§ **DO THIS**:
Set down each record below precisely, skipping the pictures.

▼

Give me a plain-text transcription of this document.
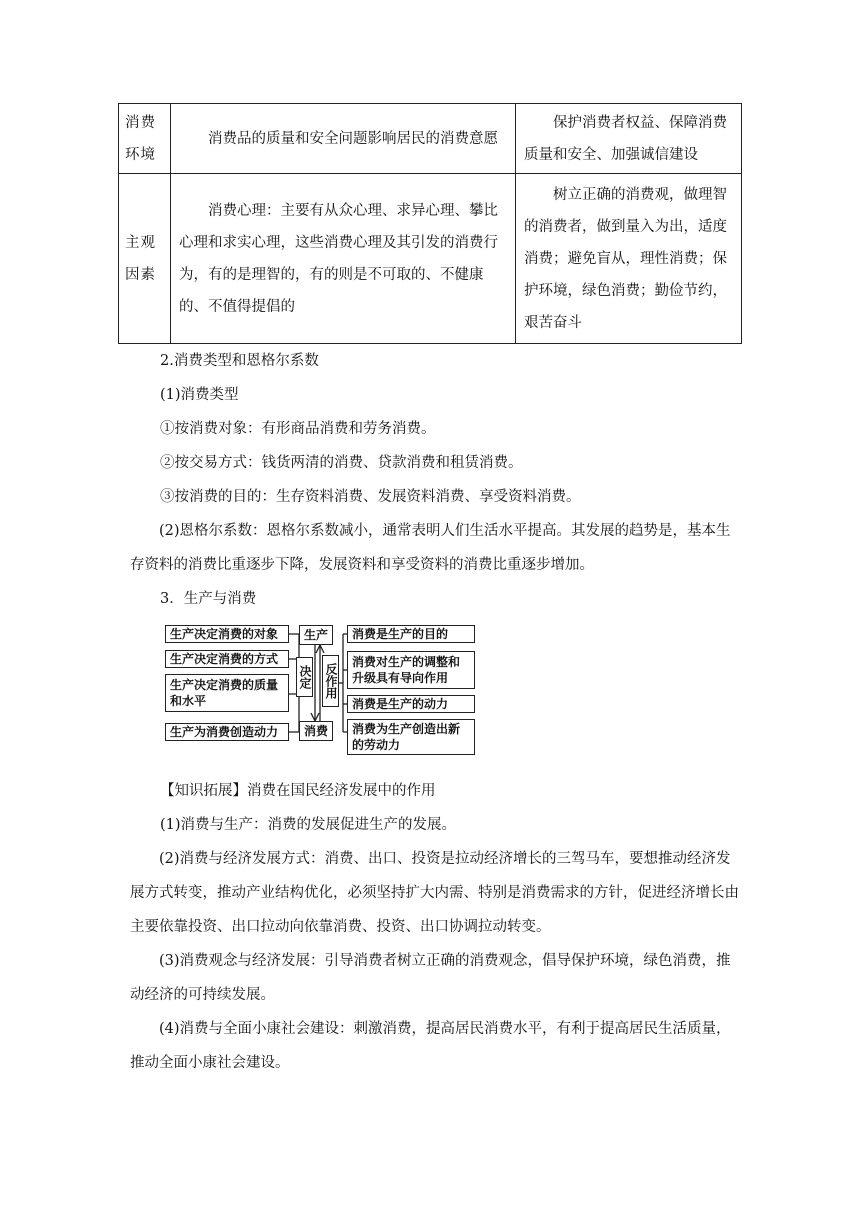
消费环境	消费品的质量和安全问题影响居民的消费意愿	保护消费者权益、保障消费质量和安全、加强诚信建设
主观因素	消费心理：主要有从众心理、求异心理、攀比心理和求实心理，这些消费心理及其引发的消费行为，有的是理智的，有的则是不可取的、不健康的、不值得提倡的	树立正确的消费观，做理智的消费者，做到量入为出，适度消费；避免盲从，理性消费；保护环境，绿色消费；勤俭节约，艰苦奋斗

2.消费类型和恩格尔系数

(1)消费类型

①按消费对象：有形商品消费和劳务消费。

②按交易方式：钱货两清的消费、贷款消费和租赁消费。

③按消费的目的：生存资料消费、发展资料消费、享受资料消费。

(2)恩格尔系数：恩格尔系数减小，通常表明人们生活水平提高。其发展的趋势是，基本生存资料的消费比重逐步下降，发展资料和享受资料的消费比重逐步增加。

3．生产与消费

生产决定消费的对象
生产决定消费的方式
生产决定消费的质量和水平
生产为消费创造动力
生产
消费
决定 反作用
消费是生产的目的
消费对生产的调整和升级具有导向作用
消费是生产的动力
消费为生产创造出新的劳动力

【知识拓展】消费在国民经济发展中的作用

(1)消费与生产：消费的发展促进生产的发展。

(2)消费与经济发展方式：消费、出口、投资是拉动经济增长的三驾马车，要想推动经济发展方式转变，推动产业结构优化，必须坚持扩大内需、特别是消费需求的方针，促进经济增长由主要依靠投资、出口拉动向依靠消费、投资、出口协调拉动转变。

(3)消费观念与经济发展：引导消费者树立正确的消费观念，倡导保护环境，绿色消费，推动经济的可持续发展。

(4)消费与全面小康社会建设：刺激消费，提高居民消费水平，有利于提高居民生活质量，推动全面小康社会建设。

▲

§ **SOLVED EXERCISE**:
Give me a plain-text transcription of this document.
消费环境	消费品的质量和安全问题影响居民的消费意愿	保护消费者权益、保障消费质量和安全、加强诚信建设
主观因素	消费心理：主要有从众心理、求异心理、攀比心理和求实心理，这些消费心理及其引发的消费行为，有的是理智的，有的则是不可取的、不健康的、不值得提倡的	树立正确的消费观，做理智的消费者，做到量入为出，适度消费；避免盲从，理性消费；保护环境，绿色消费；勤俭节约，艰苦奋斗

2.消费类型和恩格尔系数

(1)消费类型

①按消费对象：有形商品消费和劳务消费。

②按交易方式：钱货两清的消费、贷款消费和租赁消费。

③按消费的目的：生存资料消费、发展资料消费、享受资料消费。

(2)恩格尔系数：恩格尔系数减小，通常表明人们生活水平提高。其发展的趋势是，基本生存资料的消费比重逐步下降，发展资料和享受资料的消费比重逐步增加。

3．生产与消费

生产决定消费的对象
生产决定消费的方式
生产决定消费的质量和水平
生产为消费创造动力
生产
消费
决定 反作用
消费是生产的目的
消费对生产的调整和升级具有导向作用
消费是生产的动力
消费为生产创造出新的劳动力

【知识拓展】消费在国民经济发展中的作用

(1)消费与生产：消费的发展促进生产的发展。

(2)消费与经济发展方式：消费、出口、投资是拉动经济增长的三驾马车，要想推动经济发展方式转变，推动产业结构优化，必须坚持扩大内需、特别是消费需求的方针，促进经济增长由主要依靠投资、出口拉动向依靠消费、投资、出口协调拉动转变。

(3)消费观念与经济发展：引导消费者树立正确的消费观念，倡导保护环境，绿色消费，推动经济的可持续发展。

(4)消费与全面小康社会建设：刺激消费，提高居民消费水平，有利于提高居民生活质量，推动全面小康社会建设。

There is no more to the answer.